Article

+ + + +

ぶぶチャチャ
- Genre: Comedy Slice of life
- Directed by: Tetsurō Amino
- Produced by: Katsuhiko Nozawa
- Written by: Akira Okeya
- Music by: Goji Tsuno
- Studio: Daume Japan Digital Entertainment
- Original network: NHK
- Original run: April 29, 1999 – November 25, 1999
- Episodes: 26

I Love Bubu Chacha!
- Directed by: Tetsurō Amino
- Produced by: Katsuhiko Nozawa
- Written by: Akira Okeya
- Music by: Goji Tsuno
- Studio: Daume Japan Digital Entertainment
- Original network: NHK
- English network: CA: TVOKids; UK: GMTV2;
- Original run: May 10, 2001 – November 29, 2001
- Episodes: 26

= Bubu Chacha =

1999 and 2001 television anime

Bubu Chacha (ぶぶチャチャ, Bubu Chacha) is a Japanese slice of life anime series created by Akira Okeya (writer of Mobile Suit Gundam: The 08th MS Team and Transformers: Armada), Iku, Takeshi Anzai and Tetsuro Amino (director of Blue Comet SPT Layzner). Produced by Daume and Japan Digital Entertainment, the series was directed and written by Akira Okeya and produced by Katsuhiko Nozawa, the animation producer of Please Twins!. Character designs were done by Shinji Ochi, who did the character designs later on in Ichigeki Sacchu!! HoiHoi-san. The series first premiered on NHK from April 29, 1999, to November 25, 1999, with a total of 26 episodes.

A second season titled I Love Bubu Chacha! (だいすき! ぶぶチャチャ, Daisuki! Bubu Chacha) premiered two years later on NHK from May 10, 2001, to November 29, 2001, with a total run of 26 episodes. The first and/or the second season was also broadcast internationally on Disney Channel Asia (Asia Pacific), GMTV2 (United Kingdom), Raidue (Italy), TRT (Turkey), ABS-CBN (Philippines), Trans TV and Spacetoon (Indonesia), TVOKids (Canada) and Hero TV (Philippines). The animation studio itself later worked with Takeshi Anzai to produce the anime adaptation of Strawberry Marshmallow.

+ + + +

Written problem 1
Who does the Bubu Chacha article name as the creators of the series?
The records have no connection to the Bubu Chacha article.

+ + + +

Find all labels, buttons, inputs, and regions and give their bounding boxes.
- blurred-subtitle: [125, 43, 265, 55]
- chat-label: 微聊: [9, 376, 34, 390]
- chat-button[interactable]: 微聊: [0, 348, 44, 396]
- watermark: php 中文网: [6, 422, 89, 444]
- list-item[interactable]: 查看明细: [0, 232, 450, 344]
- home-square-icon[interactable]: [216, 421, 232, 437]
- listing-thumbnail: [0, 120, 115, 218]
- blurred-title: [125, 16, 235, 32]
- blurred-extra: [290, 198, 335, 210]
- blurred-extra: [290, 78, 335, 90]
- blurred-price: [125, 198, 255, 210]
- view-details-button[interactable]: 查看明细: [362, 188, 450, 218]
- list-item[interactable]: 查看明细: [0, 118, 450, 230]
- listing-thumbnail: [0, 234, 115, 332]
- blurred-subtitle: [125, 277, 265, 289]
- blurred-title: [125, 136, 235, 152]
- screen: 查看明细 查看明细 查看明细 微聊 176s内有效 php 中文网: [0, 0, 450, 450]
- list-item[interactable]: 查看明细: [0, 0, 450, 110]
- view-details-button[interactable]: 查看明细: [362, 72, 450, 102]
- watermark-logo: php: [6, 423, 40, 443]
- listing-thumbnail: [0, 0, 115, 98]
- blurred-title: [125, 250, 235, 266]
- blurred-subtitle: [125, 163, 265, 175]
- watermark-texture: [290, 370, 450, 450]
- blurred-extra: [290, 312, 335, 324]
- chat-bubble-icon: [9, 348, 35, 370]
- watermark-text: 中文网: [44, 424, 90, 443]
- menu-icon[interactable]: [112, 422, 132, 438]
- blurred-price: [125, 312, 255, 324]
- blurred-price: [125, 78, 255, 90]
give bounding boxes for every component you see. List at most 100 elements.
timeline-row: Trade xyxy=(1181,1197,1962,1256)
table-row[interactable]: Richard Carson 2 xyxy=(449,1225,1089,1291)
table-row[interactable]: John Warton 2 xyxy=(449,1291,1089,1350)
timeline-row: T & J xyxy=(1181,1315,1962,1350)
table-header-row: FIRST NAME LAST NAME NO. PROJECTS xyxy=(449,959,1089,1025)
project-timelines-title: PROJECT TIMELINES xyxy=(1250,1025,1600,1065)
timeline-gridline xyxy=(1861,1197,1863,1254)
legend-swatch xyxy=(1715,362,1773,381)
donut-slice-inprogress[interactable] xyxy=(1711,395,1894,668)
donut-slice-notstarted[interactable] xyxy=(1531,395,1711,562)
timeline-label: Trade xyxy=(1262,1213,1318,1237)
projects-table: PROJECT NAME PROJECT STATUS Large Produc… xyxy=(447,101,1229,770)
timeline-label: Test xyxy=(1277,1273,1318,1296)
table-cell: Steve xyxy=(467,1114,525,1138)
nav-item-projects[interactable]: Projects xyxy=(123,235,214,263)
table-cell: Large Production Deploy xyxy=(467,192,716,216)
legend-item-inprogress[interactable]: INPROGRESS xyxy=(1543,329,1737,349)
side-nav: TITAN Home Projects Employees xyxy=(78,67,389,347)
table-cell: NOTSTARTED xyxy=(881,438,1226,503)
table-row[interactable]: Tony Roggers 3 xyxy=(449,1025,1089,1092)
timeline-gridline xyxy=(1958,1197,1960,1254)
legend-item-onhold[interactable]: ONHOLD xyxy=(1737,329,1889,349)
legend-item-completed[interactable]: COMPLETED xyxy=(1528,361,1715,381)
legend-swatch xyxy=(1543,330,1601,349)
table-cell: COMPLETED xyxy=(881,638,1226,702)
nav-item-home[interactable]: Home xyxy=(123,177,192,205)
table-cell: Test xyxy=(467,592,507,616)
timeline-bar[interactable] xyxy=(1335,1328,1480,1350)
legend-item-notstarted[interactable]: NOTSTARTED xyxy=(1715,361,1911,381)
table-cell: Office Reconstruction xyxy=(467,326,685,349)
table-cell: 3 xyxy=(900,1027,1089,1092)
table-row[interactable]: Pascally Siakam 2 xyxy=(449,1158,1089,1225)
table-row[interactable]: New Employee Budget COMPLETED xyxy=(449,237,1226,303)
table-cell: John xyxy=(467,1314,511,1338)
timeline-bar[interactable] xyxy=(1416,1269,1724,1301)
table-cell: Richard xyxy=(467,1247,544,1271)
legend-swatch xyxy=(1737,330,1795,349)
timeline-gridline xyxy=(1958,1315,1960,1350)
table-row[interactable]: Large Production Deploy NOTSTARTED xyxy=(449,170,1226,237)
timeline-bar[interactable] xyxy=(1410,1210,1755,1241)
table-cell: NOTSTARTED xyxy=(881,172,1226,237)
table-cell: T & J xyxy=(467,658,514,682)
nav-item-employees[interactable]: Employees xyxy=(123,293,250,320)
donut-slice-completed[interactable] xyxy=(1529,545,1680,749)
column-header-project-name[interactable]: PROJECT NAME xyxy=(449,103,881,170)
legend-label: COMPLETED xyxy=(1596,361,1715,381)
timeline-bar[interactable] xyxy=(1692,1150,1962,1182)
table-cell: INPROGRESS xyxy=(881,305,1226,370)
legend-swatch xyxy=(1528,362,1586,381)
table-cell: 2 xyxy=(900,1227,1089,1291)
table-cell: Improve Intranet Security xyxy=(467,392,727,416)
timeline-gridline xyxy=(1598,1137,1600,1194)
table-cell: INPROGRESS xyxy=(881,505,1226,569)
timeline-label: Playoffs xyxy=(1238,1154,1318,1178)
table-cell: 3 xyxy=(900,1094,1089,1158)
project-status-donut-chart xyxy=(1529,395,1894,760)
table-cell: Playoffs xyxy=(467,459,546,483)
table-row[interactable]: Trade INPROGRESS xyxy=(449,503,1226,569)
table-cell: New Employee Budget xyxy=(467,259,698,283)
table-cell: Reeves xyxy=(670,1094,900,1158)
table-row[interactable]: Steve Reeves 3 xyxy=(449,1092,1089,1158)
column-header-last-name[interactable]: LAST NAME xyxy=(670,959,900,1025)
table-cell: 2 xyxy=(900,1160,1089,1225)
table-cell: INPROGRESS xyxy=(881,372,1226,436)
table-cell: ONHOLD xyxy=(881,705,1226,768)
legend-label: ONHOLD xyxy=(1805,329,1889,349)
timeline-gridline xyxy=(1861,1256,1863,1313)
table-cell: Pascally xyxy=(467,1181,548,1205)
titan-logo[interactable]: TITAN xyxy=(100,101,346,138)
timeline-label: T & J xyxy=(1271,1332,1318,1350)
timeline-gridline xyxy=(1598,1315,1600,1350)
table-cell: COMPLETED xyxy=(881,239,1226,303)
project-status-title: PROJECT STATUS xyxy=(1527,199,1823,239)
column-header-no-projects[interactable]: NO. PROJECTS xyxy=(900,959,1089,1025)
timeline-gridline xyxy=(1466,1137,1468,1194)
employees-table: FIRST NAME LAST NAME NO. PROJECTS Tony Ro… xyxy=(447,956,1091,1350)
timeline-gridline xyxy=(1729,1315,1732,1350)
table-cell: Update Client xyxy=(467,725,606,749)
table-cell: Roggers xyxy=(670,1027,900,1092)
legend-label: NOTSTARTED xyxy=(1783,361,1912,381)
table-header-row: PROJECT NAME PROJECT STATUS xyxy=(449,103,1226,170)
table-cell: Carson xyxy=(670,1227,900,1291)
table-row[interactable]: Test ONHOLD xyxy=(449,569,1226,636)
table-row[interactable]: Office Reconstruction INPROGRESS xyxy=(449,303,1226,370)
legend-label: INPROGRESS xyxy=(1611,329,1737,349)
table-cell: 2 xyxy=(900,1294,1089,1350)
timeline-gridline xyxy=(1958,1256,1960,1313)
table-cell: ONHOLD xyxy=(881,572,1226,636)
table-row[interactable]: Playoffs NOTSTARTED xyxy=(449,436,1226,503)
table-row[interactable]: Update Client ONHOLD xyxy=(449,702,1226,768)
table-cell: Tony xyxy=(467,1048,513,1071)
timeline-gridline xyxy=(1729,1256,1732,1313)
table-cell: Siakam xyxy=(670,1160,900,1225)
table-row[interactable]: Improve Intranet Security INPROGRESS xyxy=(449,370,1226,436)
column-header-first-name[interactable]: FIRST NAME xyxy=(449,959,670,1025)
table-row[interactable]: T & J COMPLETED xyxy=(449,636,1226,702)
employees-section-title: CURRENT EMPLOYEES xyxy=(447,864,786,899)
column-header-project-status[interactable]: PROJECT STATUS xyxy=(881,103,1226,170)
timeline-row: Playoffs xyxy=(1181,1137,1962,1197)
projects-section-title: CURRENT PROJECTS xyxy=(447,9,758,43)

+ + + +

Written problem 2
Starting at the first line of the records and ending at the line that contains "- view-details-button[interactable]: 查看明细: [362, 72, 450, 102]", change "blurred-title" to "hidden-title" and write out those lines with nothing else altered.

Result 1
Akira Okeya, Iku, Takeshi Anzai and Tetsuro Amino.

Result 2
Find all labels, buttons, inputs, and regions and give their bounding boxes.
- blurred-subtitle: [125, 43, 265, 55]
- chat-label: 微聊: [9, 376, 34, 390]
- chat-button[interactable]: 微聊: [0, 348, 44, 396]
- watermark: php 中文网: [6, 422, 89, 444]
- list-item[interactable]: 查看明细: [0, 232, 450, 344]
- home-square-icon[interactable]: [216, 421, 232, 437]
- listing-thumbnail: [0, 120, 115, 218]
- hidden-title: [125, 16, 235, 32]
- blurred-extra: [290, 198, 335, 210]
- blurred-extra: [290, 78, 335, 90]
- blurred-price: [125, 198, 255, 210]
- view-details-button[interactable]: 查看明细: [362, 188, 450, 218]
- list-item[interactable]: 查看明细: [0, 118, 450, 230]
- listing-thumbnail: [0, 234, 115, 332]
- blurred-subtitle: [125, 277, 265, 289]
- hidden-title: [125, 136, 235, 152]
- screen: 查看明细 查看明细 查看明细 微聊 176s内有效 php 中文网: [0, 0, 450, 450]
- list-item[interactable]: 查看明细: [0, 0, 450, 110]
- view-details-button[interactable]: 查看明细: [362, 72, 450, 102]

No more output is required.